What is the number of lines holding the word "labels"? Write that number and nothing else.

(Data records)
● ● ● ●

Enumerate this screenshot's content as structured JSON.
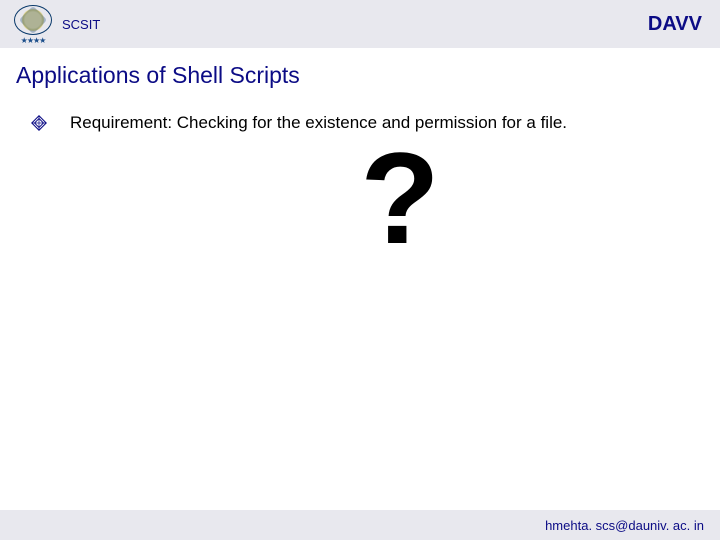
{
  "header": {
    "left_label": "SCSIT",
    "right_label": "DAVV"
  },
  "title": "Applications of Shell Scripts",
  "content": {
    "bullet_text": "Requirement: Checking for the existence and permission for a file.",
    "question_symbol": "?"
  },
  "footer": {
    "email": "hmehta. scs@dauniv. ac. in"
  }
}
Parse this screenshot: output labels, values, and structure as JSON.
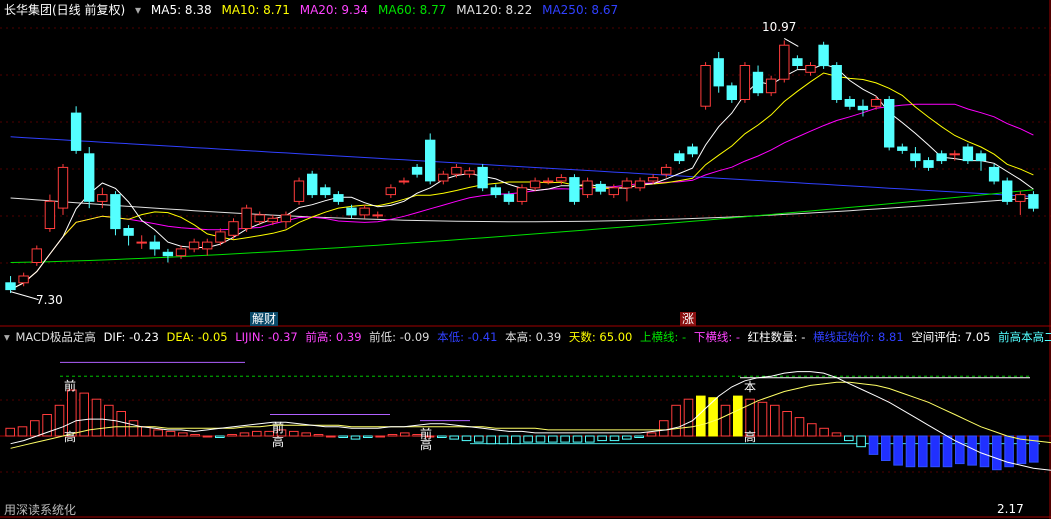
{
  "colors": {
    "up": "#ff3c3c",
    "down": "#54ffff",
    "ma5": "#ffffff",
    "ma10": "#ffff00",
    "ma20": "#ff00ff",
    "ma60": "#00e000",
    "ma120": "#e0e0e0",
    "ma250": "#3040ff",
    "grid": "#a00000",
    "dif": "#ffffff",
    "dea": "#ffff66"
  },
  "header_top": {
    "title": "长华集团(日线 前复权)",
    "ma5": "MA5: 8.38",
    "ma10": "MA10: 8.71",
    "ma20": "MA20: 9.34",
    "ma60": "MA60: 8.77",
    "ma120": "MA120: 8.22",
    "ma250": "MA250: 8.67"
  },
  "header_bottom": {
    "name": "MACD极品定高",
    "dif": "DIF: -0.23",
    "dea": "DEA: -0.05",
    "lijin": "LIJIN: -0.37",
    "qiangao": "前高: 0.39",
    "qiandi": "前低: -0.09",
    "bendi": "本低: -0.41",
    "bengao": "本高: 0.39",
    "tianshu": "天数: 65.00",
    "shanghengxian": "上横线: -",
    "xiahengxian": "下横线: -",
    "hongzhu": "红柱数量: -",
    "hengxianqidian": "横线起始价: 8.81",
    "kongjian": "空间评估: 7.05",
    "erfen": "前高本高二分位: -"
  },
  "labels": {
    "high_price": "10.97",
    "low_price": "7.30",
    "event_jiecai": "解财",
    "event_zhang": "涨",
    "macd_qian1": "前",
    "macd_gao1": "高",
    "macd_qian2": "前",
    "macd_gao2": "高",
    "macd_qian3": "前",
    "macd_gao3": "高",
    "macd_ben": "本",
    "macd_gao4": "高",
    "macd_low": "2.17",
    "watermark": "用深读系统化"
  },
  "chart_data": {
    "type": "candlestick",
    "price": {
      "ylim": [
        7.0,
        11.3
      ],
      "candles": [
        [
          7.4,
          7.3,
          7.5,
          7.25
        ],
        [
          7.4,
          7.5,
          7.55,
          7.35
        ],
        [
          7.7,
          7.9,
          7.95,
          7.65
        ],
        [
          8.2,
          8.6,
          8.7,
          8.15
        ],
        [
          8.5,
          9.1,
          9.15,
          8.4
        ],
        [
          9.9,
          9.35,
          10.0,
          9.3
        ],
        [
          9.3,
          8.6,
          9.4,
          8.5
        ],
        [
          8.6,
          8.7,
          8.8,
          8.5
        ],
        [
          8.7,
          8.2,
          8.75,
          8.1
        ],
        [
          8.2,
          8.1,
          8.25,
          7.95
        ],
        [
          8.0,
          8.0,
          8.1,
          7.9
        ],
        [
          8.0,
          7.9,
          8.1,
          7.8
        ],
        [
          7.85,
          7.8,
          7.9,
          7.7
        ],
        [
          7.8,
          7.9,
          7.95,
          7.75
        ],
        [
          7.9,
          8.0,
          8.05,
          7.85
        ],
        [
          7.9,
          8.0,
          8.05,
          7.8
        ],
        [
          8.0,
          8.15,
          8.2,
          7.95
        ],
        [
          8.1,
          8.3,
          8.35,
          8.05
        ],
        [
          8.2,
          8.5,
          8.55,
          8.15
        ],
        [
          8.3,
          8.4,
          8.45,
          8.25
        ],
        [
          8.3,
          8.35,
          8.4,
          8.25
        ],
        [
          8.3,
          8.4,
          8.45,
          8.2
        ],
        [
          8.6,
          8.9,
          8.95,
          8.55
        ],
        [
          9.0,
          8.7,
          9.05,
          8.65
        ],
        [
          8.8,
          8.7,
          8.85,
          8.65
        ],
        [
          8.7,
          8.6,
          8.75,
          8.55
        ],
        [
          8.5,
          8.4,
          8.55,
          8.35
        ],
        [
          8.4,
          8.5,
          8.55,
          8.35
        ],
        [
          8.4,
          8.4,
          8.45,
          8.35
        ],
        [
          8.7,
          8.8,
          8.85,
          8.65
        ],
        [
          8.9,
          8.9,
          8.95,
          8.85
        ],
        [
          9.1,
          9.0,
          9.15,
          8.95
        ],
        [
          9.5,
          8.9,
          9.6,
          8.85
        ],
        [
          8.9,
          9.0,
          9.05,
          8.85
        ],
        [
          9.0,
          9.1,
          9.15,
          8.95
        ],
        [
          9.0,
          9.05,
          9.1,
          8.95
        ],
        [
          9.1,
          8.8,
          9.15,
          8.75
        ],
        [
          8.8,
          8.7,
          8.85,
          8.65
        ],
        [
          8.7,
          8.6,
          8.75,
          8.55
        ],
        [
          8.6,
          8.8,
          8.85,
          8.55
        ],
        [
          8.8,
          8.9,
          8.95,
          8.75
        ],
        [
          8.9,
          8.9,
          8.95,
          8.85
        ],
        [
          8.9,
          8.95,
          9.0,
          8.85
        ],
        [
          8.95,
          8.6,
          9.0,
          8.55
        ],
        [
          8.7,
          8.9,
          8.95,
          8.65
        ],
        [
          8.85,
          8.75,
          8.9,
          8.7
        ],
        [
          8.7,
          8.8,
          8.85,
          8.65
        ],
        [
          8.8,
          8.9,
          8.95,
          8.6
        ],
        [
          8.8,
          8.9,
          8.95,
          8.75
        ],
        [
          8.9,
          8.95,
          9.0,
          8.85
        ],
        [
          9.0,
          9.1,
          9.15,
          8.95
        ],
        [
          9.3,
          9.2,
          9.35,
          9.15
        ],
        [
          9.4,
          9.3,
          9.45,
          9.25
        ],
        [
          10.0,
          10.6,
          10.65,
          9.95
        ],
        [
          10.7,
          10.3,
          10.8,
          10.2
        ],
        [
          10.3,
          10.1,
          10.35,
          10.05
        ],
        [
          10.1,
          10.6,
          10.65,
          10.05
        ],
        [
          10.5,
          10.2,
          10.6,
          10.15
        ],
        [
          10.2,
          10.4,
          10.45,
          10.15
        ],
        [
          10.4,
          10.9,
          10.97,
          10.35
        ],
        [
          10.7,
          10.6,
          10.75,
          10.55
        ],
        [
          10.5,
          10.6,
          10.65,
          10.45
        ],
        [
          10.9,
          10.6,
          10.95,
          10.55
        ],
        [
          10.6,
          10.1,
          10.65,
          10.05
        ],
        [
          10.1,
          10.0,
          10.15,
          9.95
        ],
        [
          10.0,
          9.95,
          10.1,
          9.85
        ],
        [
          10.0,
          10.1,
          10.15,
          9.95
        ],
        [
          10.1,
          9.4,
          10.15,
          9.35
        ],
        [
          9.4,
          9.35,
          9.45,
          9.3
        ],
        [
          9.3,
          9.2,
          9.4,
          9.1
        ],
        [
          9.2,
          9.1,
          9.25,
          9.05
        ],
        [
          9.3,
          9.2,
          9.35,
          9.15
        ],
        [
          9.3,
          9.3,
          9.35,
          9.2
        ],
        [
          9.4,
          9.2,
          9.45,
          9.15
        ],
        [
          9.3,
          9.2,
          9.35,
          9.05
        ],
        [
          9.1,
          8.9,
          9.15,
          8.85
        ],
        [
          8.9,
          8.6,
          8.95,
          8.55
        ],
        [
          8.6,
          8.7,
          8.75,
          8.4
        ],
        [
          8.7,
          8.5,
          8.75,
          8.45
        ]
      ],
      "annotations": [
        {
          "label": "high",
          "x": 59,
          "value": 10.97
        },
        {
          "label": "low",
          "x": 0,
          "value": 7.3
        }
      ]
    },
    "macd": {
      "ylim": [
        -0.45,
        0.6
      ],
      "bars": [
        0.05,
        0.06,
        0.1,
        0.14,
        0.2,
        0.3,
        0.28,
        0.24,
        0.2,
        0.16,
        0.1,
        0.06,
        0.04,
        0.03,
        0.02,
        0.01,
        0.0,
        -0.01,
        0.01,
        0.02,
        0.03,
        0.03,
        0.04,
        0.03,
        0.02,
        0.01,
        0.0,
        -0.01,
        -0.02,
        -0.01,
        0.0,
        0.01,
        0.02,
        0.01,
        0.0,
        -0.01,
        -0.02,
        -0.03,
        -0.04,
        -0.05,
        -0.05,
        -0.05,
        -0.04,
        -0.04,
        -0.04,
        -0.04,
        -0.04,
        -0.04,
        -0.03,
        -0.03,
        -0.02,
        -0.01,
        0.02,
        0.1,
        0.2,
        0.24,
        0.26,
        0.25,
        0.2,
        0.26,
        0.24,
        0.22,
        0.2,
        0.16,
        0.12,
        0.08,
        0.05,
        0.02,
        -0.03,
        -0.07,
        -0.12,
        -0.16,
        -0.19,
        -0.2,
        -0.2,
        -0.2,
        -0.2,
        -0.18,
        -0.19,
        -0.2,
        -0.22,
        -0.2,
        -0.18,
        -0.17
      ],
      "dif": [
        -0.05,
        -0.03,
        0.0,
        0.03,
        0.06,
        0.1,
        0.11,
        0.11,
        0.1,
        0.08,
        0.06,
        0.05,
        0.04,
        0.04,
        0.03,
        0.04,
        0.05,
        0.06,
        0.07,
        0.08,
        0.09,
        0.09,
        0.08,
        0.07,
        0.06,
        0.06,
        0.05,
        0.05,
        0.05,
        0.06,
        0.06,
        0.07,
        0.08,
        0.08,
        0.07,
        0.06,
        0.05,
        0.04,
        0.03,
        0.03,
        0.02,
        0.02,
        0.02,
        0.02,
        0.02,
        0.02,
        0.02,
        0.02,
        0.02,
        0.03,
        0.04,
        0.06,
        0.1,
        0.18,
        0.26,
        0.32,
        0.36,
        0.38,
        0.39,
        0.41,
        0.42,
        0.42,
        0.41,
        0.38,
        0.34,
        0.3,
        0.26,
        0.22,
        0.17,
        0.12,
        0.07,
        0.02,
        -0.03,
        -0.07,
        -0.11,
        -0.14,
        -0.17,
        -0.19,
        -0.21,
        -0.22,
        -0.23,
        -0.23,
        -0.23,
        -0.23
      ],
      "dea": [
        -0.08,
        -0.06,
        -0.04,
        -0.02,
        0.0,
        0.02,
        0.04,
        0.05,
        0.06,
        0.06,
        0.06,
        0.06,
        0.05,
        0.05,
        0.05,
        0.05,
        0.05,
        0.05,
        0.06,
        0.06,
        0.07,
        0.07,
        0.07,
        0.07,
        0.07,
        0.07,
        0.06,
        0.06,
        0.06,
        0.06,
        0.06,
        0.06,
        0.06,
        0.06,
        0.06,
        0.06,
        0.06,
        0.05,
        0.05,
        0.05,
        0.05,
        0.04,
        0.04,
        0.04,
        0.04,
        0.04,
        0.04,
        0.04,
        0.04,
        0.04,
        0.04,
        0.05,
        0.06,
        0.08,
        0.11,
        0.15,
        0.19,
        0.23,
        0.26,
        0.29,
        0.31,
        0.33,
        0.34,
        0.35,
        0.35,
        0.34,
        0.33,
        0.31,
        0.28,
        0.25,
        0.22,
        0.18,
        0.14,
        0.1,
        0.06,
        0.03,
        0.0,
        -0.02,
        -0.03,
        -0.04,
        -0.05,
        -0.05,
        -0.05,
        -0.05
      ],
      "ref_lines": {
        "qiangao": 0.39,
        "zero": 0,
        "bendi": -0.41
      }
    }
  }
}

● ● ● ●

§ **EXERCISE RESPONSE**
2